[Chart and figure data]
======

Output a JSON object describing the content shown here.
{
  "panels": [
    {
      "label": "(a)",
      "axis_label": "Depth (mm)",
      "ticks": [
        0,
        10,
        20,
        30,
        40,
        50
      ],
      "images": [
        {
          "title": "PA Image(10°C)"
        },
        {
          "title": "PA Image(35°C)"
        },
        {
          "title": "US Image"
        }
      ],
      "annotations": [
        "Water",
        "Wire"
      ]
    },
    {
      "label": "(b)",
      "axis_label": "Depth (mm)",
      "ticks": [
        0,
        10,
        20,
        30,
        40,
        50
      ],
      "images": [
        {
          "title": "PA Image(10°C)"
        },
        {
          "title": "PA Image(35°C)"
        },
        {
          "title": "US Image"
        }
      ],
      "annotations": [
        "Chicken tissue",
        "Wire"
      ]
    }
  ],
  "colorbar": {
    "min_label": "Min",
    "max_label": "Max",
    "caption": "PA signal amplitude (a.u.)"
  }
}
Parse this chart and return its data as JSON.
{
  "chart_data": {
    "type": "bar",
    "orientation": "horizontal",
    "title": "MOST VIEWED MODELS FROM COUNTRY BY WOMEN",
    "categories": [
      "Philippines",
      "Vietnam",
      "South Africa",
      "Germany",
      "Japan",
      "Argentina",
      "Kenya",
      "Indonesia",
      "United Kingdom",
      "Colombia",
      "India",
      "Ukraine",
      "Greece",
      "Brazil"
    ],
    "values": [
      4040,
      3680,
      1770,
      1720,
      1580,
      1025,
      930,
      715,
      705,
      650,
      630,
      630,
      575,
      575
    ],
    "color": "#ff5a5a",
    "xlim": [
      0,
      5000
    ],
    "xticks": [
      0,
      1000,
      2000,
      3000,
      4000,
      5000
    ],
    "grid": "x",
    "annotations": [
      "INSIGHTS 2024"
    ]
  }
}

======

Output the lines above verbatim and in full.

**REPLY**
Output a JSON object describing the content shown here.
{
  "panels": [
    {
      "label": "(a)",
      "axis_label": "Depth (mm)",
      "ticks": [
        0,
        10,
        20,
        30,
        40,
        50
      ],
      "images": [
        {
          "title": "PA Image(10°C)"
        },
        {
          "title": "PA Image(35°C)"
        },
        {
          "title": "US Image"
        }
      ],
      "annotations": [
        "Water",
        "Wire"
      ]
    },
    {
      "label": "(b)",
      "axis_label": "Depth (mm)",
      "ticks": [
        0,
        10,
        20,
        30,
        40,
        50
      ],
      "images": [
        {
          "title": "PA Image(10°C)"
        },
        {
          "title": "PA Image(35°C)"
        },
        {
          "title": "US Image"
        }
      ],
      "annotations": [
        "Chicken tissue",
        "Wire"
      ]
    }
  ],
  "colorbar": {
    "min_label": "Min",
    "max_label": "Max",
    "caption": "PA signal amplitude (a.u.)"
  }
}
Parse this chart and return its data as JSON.
{
  "chart_data": {
    "type": "bar",
    "orientation": "horizontal",
    "title": "MOST VIEWED MODELS FROM COUNTRY BY WOMEN",
    "categories": [
      "Philippines",
      "Vietnam",
      "South Africa",
      "Germany",
      "Japan",
      "Argentina",
      "Kenya",
      "Indonesia",
      "United Kingdom",
      "Colombia",
      "India",
      "Ukraine",
      "Greece",
      "Brazil"
    ],
    "values": [
      4040,
      3680,
      1770,
      1720,
      1580,
      1025,
      930,
      715,
      705,
      650,
      630,
      630,
      575,
      575
    ],
    "color": "#ff5a5a",
    "xlim": [
      0,
      5000
    ],
    "xticks": [
      0,
      1000,
      2000,
      3000,
      4000,
      5000
    ],
    "grid": "x",
    "annotations": [
      "INSIGHTS 2024"
    ]
  }
}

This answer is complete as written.